[Records from a dataset]
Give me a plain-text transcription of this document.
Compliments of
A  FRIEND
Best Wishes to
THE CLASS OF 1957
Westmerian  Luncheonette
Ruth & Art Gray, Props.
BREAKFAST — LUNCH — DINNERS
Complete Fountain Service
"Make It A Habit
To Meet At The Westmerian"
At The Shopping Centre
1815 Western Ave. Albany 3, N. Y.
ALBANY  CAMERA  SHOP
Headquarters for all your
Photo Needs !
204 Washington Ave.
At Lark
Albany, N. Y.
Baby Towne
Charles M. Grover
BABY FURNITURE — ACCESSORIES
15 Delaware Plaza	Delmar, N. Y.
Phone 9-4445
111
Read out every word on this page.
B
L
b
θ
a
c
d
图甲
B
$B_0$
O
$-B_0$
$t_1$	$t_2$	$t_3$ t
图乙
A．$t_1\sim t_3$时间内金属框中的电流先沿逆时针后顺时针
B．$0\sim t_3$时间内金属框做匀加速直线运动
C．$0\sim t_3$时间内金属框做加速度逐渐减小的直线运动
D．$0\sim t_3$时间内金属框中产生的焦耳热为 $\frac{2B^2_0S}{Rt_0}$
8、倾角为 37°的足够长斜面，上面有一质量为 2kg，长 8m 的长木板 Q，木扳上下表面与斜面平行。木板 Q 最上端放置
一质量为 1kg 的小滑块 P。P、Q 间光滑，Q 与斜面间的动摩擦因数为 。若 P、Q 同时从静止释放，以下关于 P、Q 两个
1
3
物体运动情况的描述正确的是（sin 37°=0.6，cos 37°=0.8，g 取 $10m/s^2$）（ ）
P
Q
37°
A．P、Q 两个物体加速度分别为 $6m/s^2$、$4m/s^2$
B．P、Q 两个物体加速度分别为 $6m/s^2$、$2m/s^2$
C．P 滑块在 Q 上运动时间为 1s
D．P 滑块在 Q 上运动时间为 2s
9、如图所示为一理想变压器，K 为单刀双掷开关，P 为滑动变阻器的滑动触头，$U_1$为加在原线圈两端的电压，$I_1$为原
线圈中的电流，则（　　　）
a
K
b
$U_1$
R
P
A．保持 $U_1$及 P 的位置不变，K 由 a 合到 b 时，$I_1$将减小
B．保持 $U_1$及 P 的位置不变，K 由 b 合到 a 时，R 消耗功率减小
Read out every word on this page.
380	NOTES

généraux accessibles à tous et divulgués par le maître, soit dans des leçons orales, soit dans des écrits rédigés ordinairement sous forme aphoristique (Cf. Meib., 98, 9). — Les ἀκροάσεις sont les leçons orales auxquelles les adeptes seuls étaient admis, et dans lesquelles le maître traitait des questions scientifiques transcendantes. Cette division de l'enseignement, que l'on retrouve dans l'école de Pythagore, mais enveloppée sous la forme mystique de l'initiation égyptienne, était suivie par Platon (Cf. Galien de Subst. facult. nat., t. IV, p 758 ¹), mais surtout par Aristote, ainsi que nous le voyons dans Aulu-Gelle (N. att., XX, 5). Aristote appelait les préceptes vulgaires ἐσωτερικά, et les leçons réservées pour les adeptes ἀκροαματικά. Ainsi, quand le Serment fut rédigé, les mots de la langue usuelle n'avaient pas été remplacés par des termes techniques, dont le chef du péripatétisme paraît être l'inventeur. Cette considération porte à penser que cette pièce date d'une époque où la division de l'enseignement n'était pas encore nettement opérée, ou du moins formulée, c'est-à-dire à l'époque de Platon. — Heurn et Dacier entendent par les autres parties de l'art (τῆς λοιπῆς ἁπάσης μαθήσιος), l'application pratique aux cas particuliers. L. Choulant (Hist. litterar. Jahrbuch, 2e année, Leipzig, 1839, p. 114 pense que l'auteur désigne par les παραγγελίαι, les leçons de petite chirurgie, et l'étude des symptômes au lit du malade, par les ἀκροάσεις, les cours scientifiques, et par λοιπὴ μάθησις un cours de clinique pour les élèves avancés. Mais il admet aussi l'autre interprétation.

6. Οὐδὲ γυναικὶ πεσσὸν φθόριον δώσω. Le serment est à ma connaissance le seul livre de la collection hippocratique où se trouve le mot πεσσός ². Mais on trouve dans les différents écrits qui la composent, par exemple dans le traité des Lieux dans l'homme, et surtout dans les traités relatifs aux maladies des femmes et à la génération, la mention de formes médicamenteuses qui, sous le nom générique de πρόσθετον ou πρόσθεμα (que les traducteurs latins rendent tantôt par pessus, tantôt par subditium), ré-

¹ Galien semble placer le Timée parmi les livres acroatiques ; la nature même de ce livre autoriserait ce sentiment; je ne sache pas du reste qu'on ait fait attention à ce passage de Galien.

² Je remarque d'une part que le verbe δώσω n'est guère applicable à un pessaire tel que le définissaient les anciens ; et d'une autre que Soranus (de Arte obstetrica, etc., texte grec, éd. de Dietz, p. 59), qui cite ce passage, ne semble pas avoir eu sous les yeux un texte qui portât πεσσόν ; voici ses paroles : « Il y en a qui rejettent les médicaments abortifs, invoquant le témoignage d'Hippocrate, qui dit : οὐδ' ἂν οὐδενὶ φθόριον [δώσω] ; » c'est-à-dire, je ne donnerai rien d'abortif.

__What you have to do__
Return the listing above word for word.

__Reply__
Give me a plain-text transcription of this document.
Compliments of
A  FRIEND
Best Wishes to
THE CLASS OF 1957
Westmerian  Luncheonette
Ruth & Art Gray, Props.
BREAKFAST — LUNCH — DINNERS
Complete Fountain Service
"Make It A Habit
To Meet At The Westmerian"
At The Shopping Centre
1815 Western Ave. Albany 3, N. Y.
ALBANY  CAMERA  SHOP
Headquarters for all your
Photo Needs !
204 Washington Ave.
At Lark
Albany, N. Y.
Baby Towne
Charles M. Grover
BABY FURNITURE — ACCESSORIES
15 Delaware Plaza	Delmar, N. Y.
Phone 9-4445
111
Read out every word on this page.
B
L
b
θ
a
c
d
图甲
B
$B_0$
O
$-B_0$
$t_1$	$t_2$	$t_3$ t
图乙
A．$t_1\sim t_3$时间内金属框中的电流先沿逆时针后顺时针
B．$0\sim t_3$时间内金属框做匀加速直线运动
C．$0\sim t_3$时间内金属框做加速度逐渐减小的直线运动
D．$0\sim t_3$时间内金属框中产生的焦耳热为 $\frac{2B^2_0S}{Rt_0}$
8、倾角为 37°的足够长斜面，上面有一质量为 2kg，长 8m 的长木板 Q，木扳上下表面与斜面平行。木板 Q 最上端放置
一质量为 1kg 的小滑块 P。P、Q 间光滑，Q 与斜面间的动摩擦因数为 。若 P、Q 同时从静止释放，以下关于 P、Q 两个
1
3
物体运动情况的描述正确的是（sin 37°=0.6，cos 37°=0.8，g 取 $10m/s^2$）（ ）
P
Q
37°
A．P、Q 两个物体加速度分别为 $6m/s^2$、$4m/s^2$
B．P、Q 两个物体加速度分别为 $6m/s^2$、$2m/s^2$
C．P 滑块在 Q 上运动时间为 1s
D．P 滑块在 Q 上运动时间为 2s
9、如图所示为一理想变压器，K 为单刀双掷开关，P 为滑动变阻器的滑动触头，$U_1$为加在原线圈两端的电压，$I_1$为原
线圈中的电流，则（　　　）
a
K
b
$U_1$
R
P
A．保持 $U_1$及 P 的位置不变，K 由 a 合到 b 时，$I_1$将减小
B．保持 $U_1$及 P 的位置不变，K 由 b 合到 a 时，R 消耗功率减小
Read out every word on this page.
380	NOTES

généraux accessibles à tous et divulgués par le maître, soit dans des leçons orales, soit dans des écrits rédigés ordinairement sous forme aphoristique (Cf. Meib., 98, 9). — Les ἀκροάσεις sont les leçons orales auxquelles les adeptes seuls étaient admis, et dans lesquelles le maître traitait des questions scientifiques transcendantes. Cette division de l'enseignement, que l'on retrouve dans l'école de Pythagore, mais enveloppée sous la forme mystique de l'initiation égyptienne, était suivie par Platon (Cf. Galien de Subst. facult. nat., t. IV, p 758 ¹), mais surtout par Aristote, ainsi que nous le voyons dans Aulu-Gelle (N. att., XX, 5). Aristote appelait les préceptes vulgaires ἐσωτερικά, et les leçons réservées pour les adeptes ἀκροαματικά. Ainsi, quand le Serment fut rédigé, les mots de la langue usuelle n'avaient pas été remplacés par des termes techniques, dont le chef du péripatétisme paraît être l'inventeur. Cette considération porte à penser que cette pièce date d'une époque où la division de l'enseignement n'était pas encore nettement opérée, ou du moins formulée, c'est-à-dire à l'époque de Platon. — Heurn et Dacier entendent par les autres parties de l'art (τῆς λοιπῆς ἁπάσης μαθήσιος), l'application pratique aux cas particuliers. L. Choulant (Hist. litterar. Jahrbuch, 2e année, Leipzig, 1839, p. 114 pense que l'auteur désigne par les παραγγελίαι, les leçons de petite chirurgie, et l'étude des symptômes au lit du malade, par les ἀκροάσεις, les cours scientifiques, et par λοιπὴ μάθησις un cours de clinique pour les élèves avancés. Mais il admet aussi l'autre interprétation.

6. Οὐδὲ γυναικὶ πεσσὸν φθόριον δώσω. Le serment est à ma connaissance le seul livre de la collection hippocratique où se trouve le mot πεσσός ². Mais on trouve dans les différents écrits qui la composent, par exemple dans le traité des Lieux dans l'homme, et surtout dans les traités relatifs aux maladies des femmes et à la génération, la mention de formes médicamenteuses qui, sous le nom générique de πρόσθετον ou πρόσθεμα (que les traducteurs latins rendent tantôt par pessus, tantôt par subditium), ré-

¹ Galien semble placer le Timée parmi les livres acroatiques ; la nature même de ce livre autoriserait ce sentiment; je ne sache pas du reste qu'on ait fait attention à ce passage de Galien.

² Je remarque d'une part que le verbe δώσω n'est guère applicable à un pessaire tel que le définissaient les anciens ; et d'une autre que Soranus (de Arte obstetrica, etc., texte grec, éd. de Dietz, p. 59), qui cite ce passage, ne semble pas avoir eu sous les yeux un texte qui portât πεσσόν ; voici ses paroles : « Il y en a qui rejettent les médicaments abortifs, invoquant le témoignage d'Hippocrate, qui dit : οὐδ' ἂν οὐδενὶ φθόριον [δώσω] ; » c'est-à-dire, je ne donnerai rien d'abortif.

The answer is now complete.